▶ Problem to solve: Copy out all of the data below with every "interactable" changed to "clickable" and nothing else altered. Leave the pictures out.

-------- Extracted data --------

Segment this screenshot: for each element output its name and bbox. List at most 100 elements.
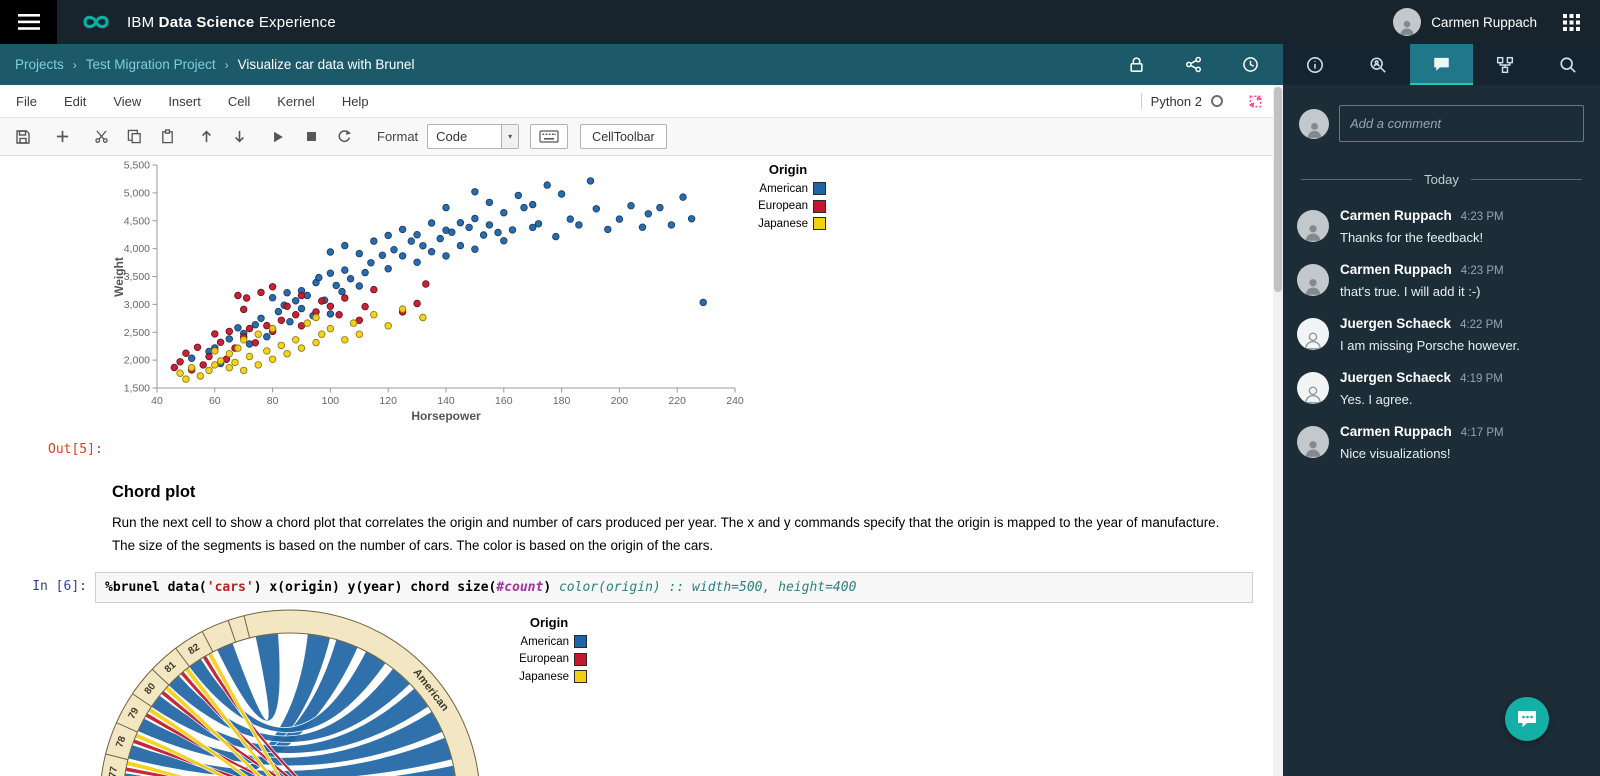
comment-item[interactable]: Carmen Ruppach 4:17 PM Nice visualizatio…: [1283, 409, 1600, 463]
stop-icon: [306, 132, 316, 141]
svg-text:80: 80: [267, 395, 279, 407]
legend-swatch: [574, 635, 587, 649]
history-clock-icon[interactable]: [1242, 56, 1259, 73]
menu-cell[interactable]: Cell: [228, 94, 250, 109]
svg-text:1,500: 1,500: [124, 383, 150, 395]
svg-text:5,000: 5,000: [124, 187, 150, 199]
legend-title: Origin: [529, 615, 569, 631]
comment-item[interactable]: Carmen Ruppach 4:23 PM Thanks for the fe…: [1283, 193, 1600, 247]
cut-cell-button[interactable]: [91, 127, 111, 147]
code-input[interactable]: %brunel data('cars') x(origin) y(year) c…: [95, 572, 1253, 604]
chat-fab-button[interactable]: [1505, 697, 1549, 741]
share-icon[interactable]: [1185, 56, 1202, 73]
kernel-name: Python 2: [1150, 93, 1202, 109]
svg-text:100: 100: [322, 395, 340, 407]
apps-grid-icon[interactable]: [1563, 13, 1580, 31]
comment-avatar: [1297, 372, 1329, 404]
comment-time: 4:23 PM: [1460, 265, 1504, 277]
menu-insert[interactable]: Insert: [168, 94, 201, 109]
breadcrumb-projects[interactable]: Projects: [15, 57, 64, 72]
tab-versions[interactable]: [1473, 44, 1536, 85]
tab-info[interactable]: [1283, 44, 1346, 85]
copy-cell-button[interactable]: [124, 127, 144, 147]
user-avatar[interactable]: [1393, 8, 1422, 36]
comment-avatar: [1297, 264, 1329, 296]
scatter-output-cell: 1,500 2,000 2,500 3,000 3,500 4,000 4,500 5,000…: [110, 160, 890, 428]
run-cell-button[interactable]: [268, 127, 288, 147]
menu-list: File Edit View Insert Cell Kernel Help: [16, 94, 369, 109]
stop-kernel-button[interactable]: [301, 127, 321, 147]
comment-avatar: [1297, 210, 1329, 242]
save-button[interactable]: [13, 127, 33, 147]
legend-entry: Japanese: [511, 670, 587, 684]
paste-icon: [161, 129, 173, 144]
find-person-icon: [1370, 56, 1386, 73]
code-token: ) x(origin) y(year) chord size(: [253, 580, 497, 596]
chord-plot: 777879808182American: [101, 609, 479, 776]
comment-text: I am missing Porsche however.: [1340, 338, 1520, 353]
scatter-legend: Origin American European Japanese: [750, 162, 826, 235]
legend-swatch: [813, 217, 826, 230]
notebook-scrollbar: [1273, 85, 1283, 776]
restart-kernel-button[interactable]: [334, 127, 354, 147]
lock-icon[interactable]: [1128, 56, 1145, 73]
svg-text:200: 200: [611, 395, 629, 407]
copy-icon: [127, 129, 141, 144]
legend-entry: American: [750, 182, 826, 195]
code-token: 'cars': [206, 580, 254, 596]
markdown-cell: Chord plot Run the next cell to show a c…: [112, 483, 1273, 557]
comments-sidebar: Today Carmen Ruppach 4:23 PM Thanks for …: [1283, 85, 1600, 776]
menu-edit[interactable]: Edit: [64, 94, 86, 109]
user-name[interactable]: Carmen Ruppach: [1431, 15, 1537, 30]
chord-output-cell: 77 78 79 80 81 82 American Origin American Europ…: [95, 607, 1273, 776]
breadcrumb-separator: ›: [72, 57, 77, 72]
scrollbar-thumb[interactable]: [1274, 87, 1282, 292]
add-cell-button[interactable]: [52, 127, 72, 147]
cell-type-select[interactable]: Code ▾: [427, 124, 520, 149]
code-token: %brunel data(: [105, 580, 207, 596]
legend-entry: Japanese: [750, 217, 826, 230]
svg-text:3,000: 3,000: [124, 299, 150, 311]
versions-icon: [1496, 56, 1513, 73]
comment-item[interactable]: Carmen Ruppach 4:23 PM that's true. I wi…: [1283, 247, 1600, 301]
tab-find-collaborators[interactable]: [1346, 44, 1409, 85]
dsx-logo[interactable]: [75, 11, 117, 33]
comments-icon: [1434, 57, 1449, 71]
svg-text:220: 220: [668, 395, 686, 407]
markdown-heading: Chord plot: [112, 483, 196, 501]
code-token: #count: [496, 580, 544, 596]
command-palette-button[interactable]: [530, 124, 569, 149]
tab-comments[interactable]: [1409, 44, 1474, 85]
infinity-logo-icon: [83, 15, 109, 29]
svg-text:5,500: 5,500: [124, 160, 150, 172]
svg-text:60: 60: [209, 395, 221, 407]
move-cell-down-button[interactable]: [229, 127, 249, 147]
comment-item[interactable]: Juergen Schaeck 4:22 PM I am missing Por…: [1283, 301, 1600, 355]
celltoolbar-button[interactable]: CellToolbar: [580, 124, 667, 149]
tab-search[interactable]: [1537, 44, 1600, 85]
arrow-down-icon: [234, 130, 244, 143]
kernel-busy-indicator-icon[interactable]: [1248, 94, 1263, 109]
breadcrumb-bar: Projects › Test Migration Project › Visu…: [0, 44, 1283, 85]
hamburger-menu-button[interactable]: [0, 0, 57, 44]
menu-help[interactable]: Help: [342, 94, 369, 109]
menu-file[interactable]: File: [16, 94, 37, 109]
comment-avatar: [1297, 426, 1329, 458]
refresh-icon: [338, 130, 351, 142]
move-cell-up-button[interactable]: [196, 127, 216, 147]
add-comment-input[interactable]: [1339, 105, 1584, 142]
legend-entry: European: [511, 652, 587, 666]
notebook-toolbar: Format Code ▾ CellToolbar: [0, 118, 1273, 156]
breadcrumb-project[interactable]: Test Migration Project: [86, 57, 216, 72]
legend-entry: European: [750, 199, 826, 213]
code-cell[interactable]: In [6]: %brunel data('cars') x(origin) y…: [0, 572, 1273, 604]
comment-item[interactable]: Juergen Schaeck 4:19 PM Yes. I agree.: [1283, 355, 1600, 409]
svg-text:2,500: 2,500: [124, 327, 150, 339]
svg-text:240: 240: [726, 395, 744, 407]
app-header: IBM Data Science Experience Carmen Ruppa…: [0, 0, 1600, 44]
menu-kernel[interactable]: Kernel: [277, 94, 315, 109]
comment-time: 4:22 PM: [1460, 319, 1503, 331]
menubar-divider: [1140, 93, 1142, 109]
menu-view[interactable]: View: [113, 94, 141, 109]
paste-cell-button[interactable]: [157, 127, 177, 147]
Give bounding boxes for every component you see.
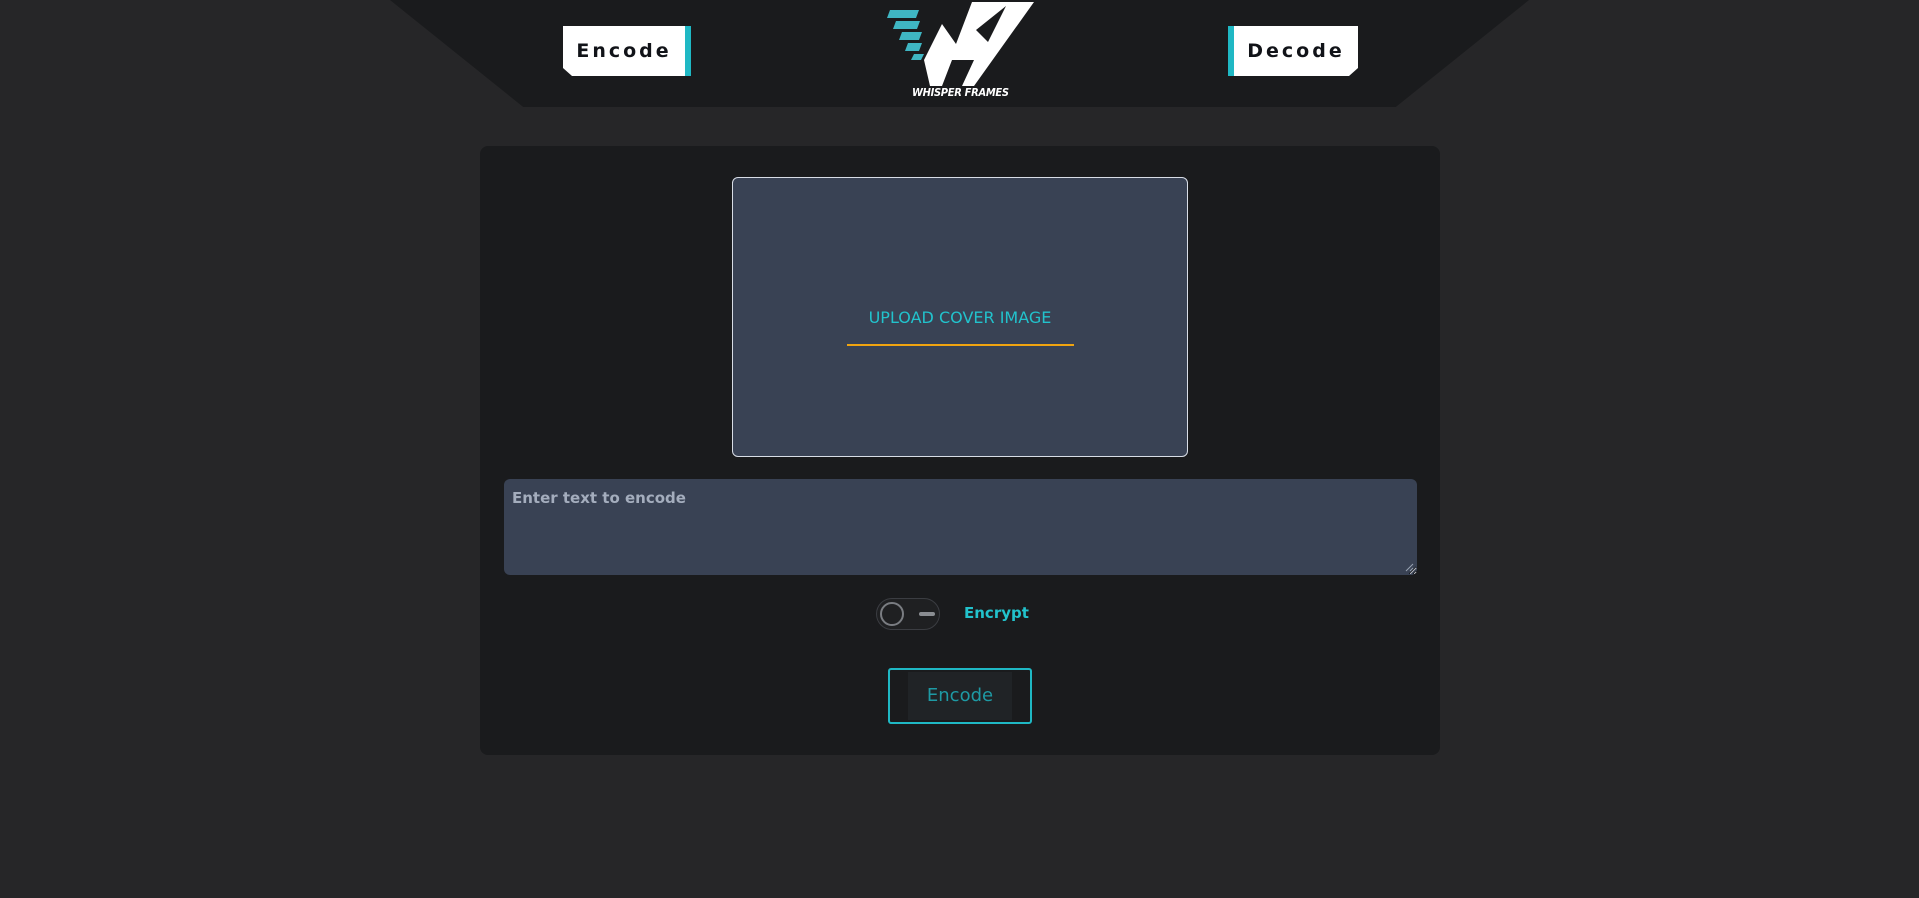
encode-button-label: Encode	[926, 685, 994, 706]
encode-tab-button[interactable]: Encode	[563, 26, 691, 76]
encrypt-label: Encrypt	[964, 604, 1029, 622]
logo-text: WHISPER FRAMES	[912, 86, 1009, 99]
upload-cover-image-dropzone[interactable]: UPLOAD COVER IMAGE	[732, 177, 1188, 457]
decode-tab-button[interactable]: Decode	[1228, 26, 1358, 76]
encrypt-toggle[interactable]	[876, 598, 940, 630]
encode-button[interactable]: Encode	[888, 668, 1032, 724]
toggle-knob	[880, 602, 904, 626]
logo[interactable]: WHISPER FRAMES	[884, 0, 1038, 102]
whisper-frames-logo-icon	[887, 2, 1034, 86]
resize-grip-icon[interactable]	[1405, 563, 1414, 572]
upload-label: UPLOAD COVER IMAGE	[868, 308, 1052, 327]
upload-underline	[847, 344, 1074, 346]
toggle-off-icon	[919, 612, 935, 616]
message-input[interactable]	[504, 479, 1417, 575]
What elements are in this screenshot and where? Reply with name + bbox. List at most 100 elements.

--------

▶ Final answer:
Segment this screenshot: for each element output its name and bbox. List at most 100 elements.
comment-item[clickable]: Carmen Ruppach 4:17 PM Nice visualizatio…: [1283, 409, 1600, 463]
stop-icon: [306, 132, 316, 141]
svg-text:80: 80: [267, 395, 279, 407]
legend-swatch: [574, 635, 587, 649]
history-clock-icon[clickable]: [1242, 56, 1259, 73]
menu-cell[clickable]: Cell: [228, 94, 250, 109]
svg-text:1,500: 1,500: [124, 383, 150, 395]
svg-text:5,000: 5,000: [124, 187, 150, 199]
legend-title: Origin: [529, 615, 569, 631]
comment-item[clickable]: Carmen Ruppach 4:23 PM Thanks for the fe…: [1283, 193, 1600, 247]
cut-cell-button[clickable]: [91, 127, 111, 147]
code-input[clickable]: %brunel data('cars') x(origin) y(year) c…: [95, 572, 1253, 604]
chat-fab-button[clickable]: [1505, 697, 1549, 741]
share-icon[clickable]: [1185, 56, 1202, 73]
kernel-name: Python 2: [1150, 93, 1202, 109]
svg-text:100: 100: [322, 395, 340, 407]
apps-grid-icon[clickable]: [1563, 13, 1580, 31]
comment-avatar: [1297, 372, 1329, 404]
comment-time: 4:23 PM: [1460, 265, 1504, 277]
menu-insert[clickable]: Insert: [168, 94, 201, 109]
breadcrumb-projects[clickable]: Projects: [15, 57, 64, 72]
tab-versions[clickable]: [1473, 44, 1536, 85]
tab-info[clickable]: [1283, 44, 1346, 85]
copy-cell-button[clickable]: [124, 127, 144, 147]
user-avatar[clickable]: [1393, 8, 1422, 36]
comment-avatar: [1297, 264, 1329, 296]
scatter-output-cell: 1,500 2,000 2,500 3,000 3,500 4,000 4,500 5,000…: [110, 160, 890, 428]
run-cell-button[clickable]: [268, 127, 288, 147]
menu-list: File Edit View Insert Cell Kernel Help: [16, 94, 369, 109]
stop-kernel-button[clickable]: [301, 127, 321, 147]
comment-avatar: [1297, 210, 1329, 242]
save-button[clickable]: [13, 127, 33, 147]
legend-entry: Japanese: [511, 670, 587, 684]
paste-icon: [161, 129, 173, 144]
find-person-icon: [1370, 56, 1386, 73]
code-token: ) x(origin) y(year) chord size(: [253, 580, 497, 596]
chord-plot: 777879808182American: [101, 609, 479, 776]
comment-text: I am missing Porsche however.: [1340, 338, 1520, 353]
scatter-legend: Origin American European Japanese: [750, 162, 826, 235]
legend-swatch: [813, 217, 826, 230]
notebook-scrollbar: [1273, 85, 1283, 776]
restart-kernel-button[clickable]: [334, 127, 354, 147]
lock-icon[clickable]: [1128, 56, 1145, 73]
svg-text:200: 200: [611, 395, 629, 407]
copy-icon: [127, 129, 141, 144]
legend-entry: American: [750, 182, 826, 195]
code-token: 'cars': [206, 580, 254, 596]
markdown-cell: Chord plot Run the next cell to show a c…: [112, 483, 1273, 557]
comments-sidebar: Today Carmen Ruppach 4:23 PM Thanks for …: [1283, 85, 1600, 776]
menu-edit[clickable]: Edit: [64, 94, 86, 109]
user-name[clickable]: Carmen Ruppach: [1431, 15, 1537, 30]
chord-output-cell: 77 78 79 80 81 82 American Origin American Europ…: [95, 607, 1273, 776]
breadcrumb-separator: ›: [72, 57, 77, 72]
scrollbar-thumb[clickable]: [1274, 87, 1282, 292]
add-cell-button[clickable]: [52, 127, 72, 147]
cell-type-select[clickable]: Code ▾: [427, 124, 520, 149]
code-token: %brunel data(: [105, 580, 207, 596]
legend-entry: Japanese: [750, 217, 826, 230]
svg-text:3,000: 3,000: [124, 299, 150, 311]
versions-icon: [1496, 56, 1513, 73]
comment-item[clickable]: Carmen Ruppach 4:23 PM that's true. I wi…: [1283, 247, 1600, 301]
tab-find-collaborators[clickable]: [1346, 44, 1409, 85]
dsx-logo[clickable]: [75, 11, 117, 33]
comments-icon: [1434, 57, 1449, 71]
svg-text:220: 220: [668, 395, 686, 407]
markdown-heading: Chord plot: [112, 483, 196, 501]
code-token: #count: [496, 580, 544, 596]
command-palette-button[clickable]: [530, 124, 569, 149]
tab-comments[clickable]: [1409, 44, 1474, 85]
infinity-logo-icon: [83, 15, 109, 29]
svg-text:5,500: 5,500: [124, 160, 150, 172]
svg-text:60: 60: [209, 395, 221, 407]
move-cell-down-button[clickable]: [229, 127, 249, 147]
comment-item[clickable]: Juergen Schaeck 4:22 PM I am missing Por…: [1283, 301, 1600, 355]
celltoolbar-button[clickable]: CellToolbar: [580, 124, 667, 149]
tab-search[clickable]: [1537, 44, 1600, 85]
arrow-down-icon: [234, 130, 244, 143]
kernel-busy-indicator-icon[clickable]: [1248, 94, 1263, 109]
breadcrumb-bar: Projects › Test Migration Project › Visu…: [0, 44, 1283, 85]
hamburger-menu-button[clickable]: [0, 0, 57, 44]
menu-help[clickable]: Help: [342, 94, 369, 109]
menu-file[clickable]: File: [16, 94, 37, 109]
comment-avatar: [1297, 426, 1329, 458]
refresh-icon: [338, 130, 351, 142]
move-cell-up-button[clickable]: [196, 127, 216, 147]
add-comment-input[clickable]: [1339, 105, 1584, 142]
legend-entry: European: [511, 652, 587, 666]
notebook-toolbar: Format Code ▾ CellToolbar: [0, 118, 1273, 156]
breadcrumb-project[clickable]: Test Migration Project: [86, 57, 216, 72]
legend-entry: European: [750, 199, 826, 213]
code-cell[clickable]: In [6]: %brunel data('cars') x(origin) y…: [0, 572, 1273, 604]
comment-item[clickable]: Juergen Schaeck 4:19 PM Yes. I agree.: [1283, 355, 1600, 409]
svg-text:2,500: 2,500: [124, 327, 150, 339]
svg-text:240: 240: [726, 395, 744, 407]
app-header: IBM Data Science Experience Carmen Ruppa…: [0, 0, 1600, 44]
menu-kernel[clickable]: Kernel: [277, 94, 315, 109]
comment-time: 4:22 PM: [1460, 319, 1503, 331]
menubar-divider: [1140, 93, 1142, 109]
menu-view[clickable]: View: [113, 94, 141, 109]
paste-cell-button[clickable]: [157, 127, 177, 147]
Give bounding boxes for every component you see.
encode-button-label: Encode	[926, 685, 994, 706]
encode-tab-button[clickable]: Encode	[563, 26, 691, 76]
encrypt-label: Encrypt	[964, 604, 1029, 622]
logo-text: WHISPER FRAMES	[912, 86, 1009, 99]
upload-cover-image-dropzone[clickable]: UPLOAD COVER IMAGE	[732, 177, 1188, 457]
decode-tab-button[clickable]: Decode	[1228, 26, 1358, 76]
encrypt-toggle[clickable]	[876, 598, 940, 630]
encode-button[clickable]: Encode	[888, 668, 1032, 724]
toggle-knob	[880, 602, 904, 626]
logo[clickable]: WHISPER FRAMES	[884, 0, 1038, 102]
whisper-frames-logo-icon	[887, 2, 1034, 86]
resize-grip-icon[clickable]	[1405, 563, 1414, 572]
upload-label: UPLOAD COVER IMAGE	[868, 308, 1052, 327]
upload-underline	[847, 344, 1074, 346]
toggle-off-icon	[919, 612, 935, 616]
message-input[clickable]	[504, 479, 1417, 575]
What elements are in this screenshot and where? Reply with name + bbox. List at most 100 elements.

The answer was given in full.